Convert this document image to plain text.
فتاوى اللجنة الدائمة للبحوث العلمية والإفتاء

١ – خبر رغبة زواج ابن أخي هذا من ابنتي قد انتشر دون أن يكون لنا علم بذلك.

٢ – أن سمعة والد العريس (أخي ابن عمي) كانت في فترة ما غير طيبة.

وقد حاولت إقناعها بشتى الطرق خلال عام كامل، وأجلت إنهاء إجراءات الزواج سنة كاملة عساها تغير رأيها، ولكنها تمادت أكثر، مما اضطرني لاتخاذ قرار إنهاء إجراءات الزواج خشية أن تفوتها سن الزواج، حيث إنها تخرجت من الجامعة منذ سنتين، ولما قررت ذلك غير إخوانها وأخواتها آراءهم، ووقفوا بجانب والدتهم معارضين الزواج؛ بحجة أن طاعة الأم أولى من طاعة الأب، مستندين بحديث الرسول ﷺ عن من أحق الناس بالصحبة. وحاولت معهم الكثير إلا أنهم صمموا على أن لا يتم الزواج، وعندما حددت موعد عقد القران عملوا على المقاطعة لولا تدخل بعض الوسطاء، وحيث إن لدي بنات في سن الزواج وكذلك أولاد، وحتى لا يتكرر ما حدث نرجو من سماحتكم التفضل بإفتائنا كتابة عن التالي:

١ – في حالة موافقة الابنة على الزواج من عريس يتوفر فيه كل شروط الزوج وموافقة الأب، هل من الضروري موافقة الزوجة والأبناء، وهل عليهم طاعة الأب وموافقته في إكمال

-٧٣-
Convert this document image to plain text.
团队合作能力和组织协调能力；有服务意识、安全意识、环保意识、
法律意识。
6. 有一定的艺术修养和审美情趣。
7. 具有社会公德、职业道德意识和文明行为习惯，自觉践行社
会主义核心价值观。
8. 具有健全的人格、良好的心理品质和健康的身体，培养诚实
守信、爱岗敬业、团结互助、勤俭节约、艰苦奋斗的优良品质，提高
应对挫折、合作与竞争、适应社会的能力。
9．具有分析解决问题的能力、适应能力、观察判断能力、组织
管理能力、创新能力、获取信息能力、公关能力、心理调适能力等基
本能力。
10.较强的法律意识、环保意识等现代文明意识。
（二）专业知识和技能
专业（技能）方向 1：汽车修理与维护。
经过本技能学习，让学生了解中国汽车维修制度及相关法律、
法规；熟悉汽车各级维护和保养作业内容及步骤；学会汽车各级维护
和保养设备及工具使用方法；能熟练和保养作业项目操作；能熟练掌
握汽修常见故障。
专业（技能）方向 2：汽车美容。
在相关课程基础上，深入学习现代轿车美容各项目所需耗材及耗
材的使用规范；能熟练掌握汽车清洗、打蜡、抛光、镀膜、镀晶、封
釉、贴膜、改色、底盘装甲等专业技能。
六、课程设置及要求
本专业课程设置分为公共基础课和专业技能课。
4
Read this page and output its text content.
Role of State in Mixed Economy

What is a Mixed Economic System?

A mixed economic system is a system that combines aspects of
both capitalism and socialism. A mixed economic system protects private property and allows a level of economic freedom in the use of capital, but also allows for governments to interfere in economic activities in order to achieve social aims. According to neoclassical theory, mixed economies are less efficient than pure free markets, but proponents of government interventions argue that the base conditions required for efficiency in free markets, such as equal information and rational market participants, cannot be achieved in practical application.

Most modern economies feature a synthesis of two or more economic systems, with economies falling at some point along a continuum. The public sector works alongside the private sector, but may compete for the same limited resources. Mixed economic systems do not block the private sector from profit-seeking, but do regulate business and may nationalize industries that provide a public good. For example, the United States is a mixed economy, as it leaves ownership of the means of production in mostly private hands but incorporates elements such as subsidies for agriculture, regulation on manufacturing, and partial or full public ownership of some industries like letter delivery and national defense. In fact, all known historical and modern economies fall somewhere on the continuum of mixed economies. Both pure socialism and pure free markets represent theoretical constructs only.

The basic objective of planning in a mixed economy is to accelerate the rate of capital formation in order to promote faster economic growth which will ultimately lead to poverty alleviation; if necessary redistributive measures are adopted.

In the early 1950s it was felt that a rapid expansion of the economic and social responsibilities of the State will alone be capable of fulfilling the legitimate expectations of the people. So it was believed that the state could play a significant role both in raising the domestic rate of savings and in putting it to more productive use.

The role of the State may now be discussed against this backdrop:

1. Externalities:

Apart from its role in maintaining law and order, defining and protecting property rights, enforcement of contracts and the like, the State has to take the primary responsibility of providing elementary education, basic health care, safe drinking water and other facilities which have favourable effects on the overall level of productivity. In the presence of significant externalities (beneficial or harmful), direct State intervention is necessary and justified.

____________________

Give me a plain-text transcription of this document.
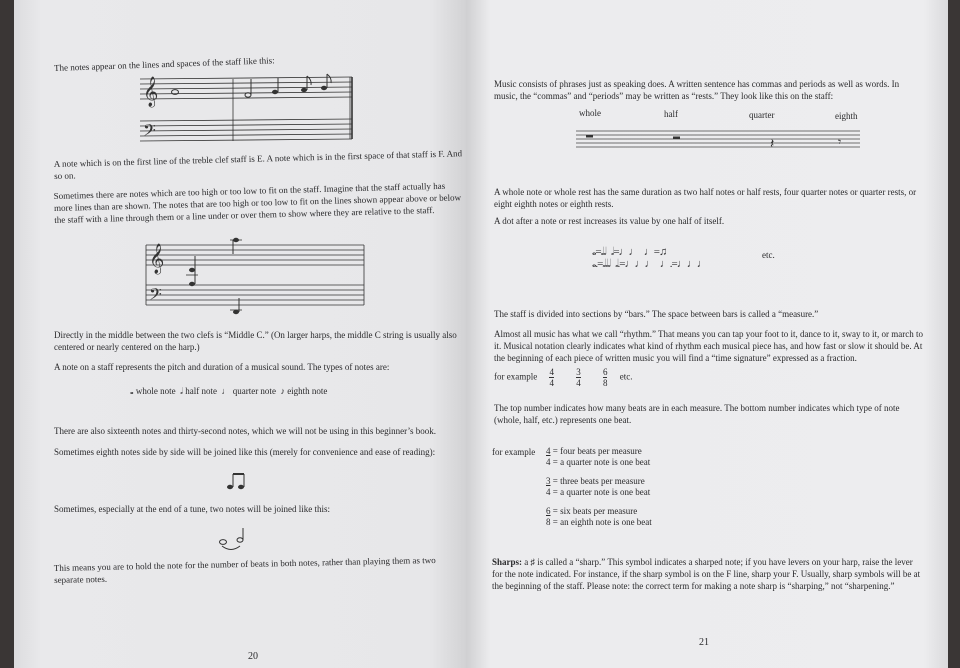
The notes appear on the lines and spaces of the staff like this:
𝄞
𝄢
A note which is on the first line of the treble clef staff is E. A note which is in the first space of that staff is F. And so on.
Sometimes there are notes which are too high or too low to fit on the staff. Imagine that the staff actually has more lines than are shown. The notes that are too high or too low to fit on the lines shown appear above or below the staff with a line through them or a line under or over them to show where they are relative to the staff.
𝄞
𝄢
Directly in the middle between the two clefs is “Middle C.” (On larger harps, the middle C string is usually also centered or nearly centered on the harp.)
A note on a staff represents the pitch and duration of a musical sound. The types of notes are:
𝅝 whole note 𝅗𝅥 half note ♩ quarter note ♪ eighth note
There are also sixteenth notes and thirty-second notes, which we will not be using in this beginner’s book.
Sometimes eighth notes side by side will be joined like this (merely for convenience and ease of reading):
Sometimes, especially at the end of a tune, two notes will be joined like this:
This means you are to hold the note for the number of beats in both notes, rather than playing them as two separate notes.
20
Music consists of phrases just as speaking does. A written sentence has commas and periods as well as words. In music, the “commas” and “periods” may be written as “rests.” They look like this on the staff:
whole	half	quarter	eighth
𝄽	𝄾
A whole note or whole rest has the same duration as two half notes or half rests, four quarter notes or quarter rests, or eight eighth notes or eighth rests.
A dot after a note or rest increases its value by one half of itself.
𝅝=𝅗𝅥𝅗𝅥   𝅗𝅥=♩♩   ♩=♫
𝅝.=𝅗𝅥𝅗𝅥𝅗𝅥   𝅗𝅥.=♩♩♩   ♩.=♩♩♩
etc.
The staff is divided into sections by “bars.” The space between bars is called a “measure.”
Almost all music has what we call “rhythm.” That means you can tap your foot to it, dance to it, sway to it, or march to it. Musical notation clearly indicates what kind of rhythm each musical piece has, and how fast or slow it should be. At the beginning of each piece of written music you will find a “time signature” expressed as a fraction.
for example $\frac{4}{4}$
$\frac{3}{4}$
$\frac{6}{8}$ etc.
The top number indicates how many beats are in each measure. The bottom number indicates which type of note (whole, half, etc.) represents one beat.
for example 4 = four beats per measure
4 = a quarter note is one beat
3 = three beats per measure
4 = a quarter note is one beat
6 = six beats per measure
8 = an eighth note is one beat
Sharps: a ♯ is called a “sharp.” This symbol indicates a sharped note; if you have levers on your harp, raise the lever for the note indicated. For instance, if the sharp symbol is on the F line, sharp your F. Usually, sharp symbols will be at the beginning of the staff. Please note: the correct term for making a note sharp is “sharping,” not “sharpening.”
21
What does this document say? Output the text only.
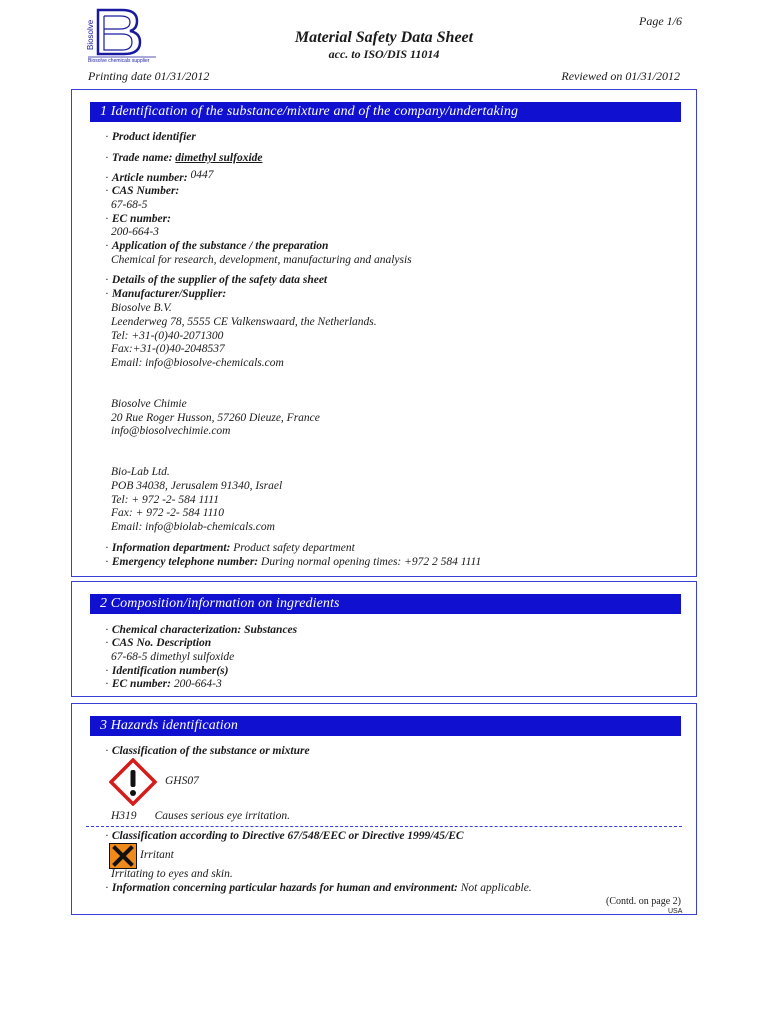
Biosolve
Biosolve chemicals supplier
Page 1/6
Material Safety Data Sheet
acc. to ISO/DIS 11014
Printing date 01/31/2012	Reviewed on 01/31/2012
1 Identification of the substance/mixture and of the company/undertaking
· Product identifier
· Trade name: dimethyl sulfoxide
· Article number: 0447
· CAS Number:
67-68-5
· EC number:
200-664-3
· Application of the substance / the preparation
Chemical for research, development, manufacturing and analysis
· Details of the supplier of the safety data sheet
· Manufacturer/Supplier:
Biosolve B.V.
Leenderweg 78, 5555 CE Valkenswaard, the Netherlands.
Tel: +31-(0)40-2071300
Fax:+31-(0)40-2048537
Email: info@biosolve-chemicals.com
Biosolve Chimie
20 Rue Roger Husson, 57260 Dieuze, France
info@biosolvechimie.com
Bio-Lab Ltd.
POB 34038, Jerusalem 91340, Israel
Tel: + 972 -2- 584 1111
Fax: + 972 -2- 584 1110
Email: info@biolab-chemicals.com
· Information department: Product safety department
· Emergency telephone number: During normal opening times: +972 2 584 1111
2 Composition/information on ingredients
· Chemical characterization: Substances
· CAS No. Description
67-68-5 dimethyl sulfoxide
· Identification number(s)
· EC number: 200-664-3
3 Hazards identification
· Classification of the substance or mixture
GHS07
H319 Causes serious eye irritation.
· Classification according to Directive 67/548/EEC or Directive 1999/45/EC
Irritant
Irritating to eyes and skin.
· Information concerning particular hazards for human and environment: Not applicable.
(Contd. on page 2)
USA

____________________

## Exercise task
Find all lines holding the string "from" and copy them.

## Answer to this exercise
Most modern economies feature a synthesis of two or more economic systems, with economies falling at some point along a continuum. The public sector works alongside the private sector, but may compete for the same limited resources. Mixed economic systems do not block the private sector from profit-seeking, but do regulate business and may nationalize industries that provide a public good. For example, the United States is a mixed economy, as it leaves ownership of the means of production in mostly private hands but incorporates elements such as subsidies for agriculture, regulation on manufacturing, and partial or full public ownership of some industries like letter delivery and national defense. In fact, all known historical and modern economies fall somewhere on the continuum of mixed economies. Both pure socialism and pure free markets represent theoretical constructs only.
Apart from its role in maintaining law and order, defining and protecting property rights, enforcement of contracts and the like, the State has to take the primary responsibility of providing elementary education, basic health care, safe drinking water and other facilities which have favourable effects on the overall level of productivity. In the presence of significant externalities (beneficial or harmful), direct State intervention is necessary and justified.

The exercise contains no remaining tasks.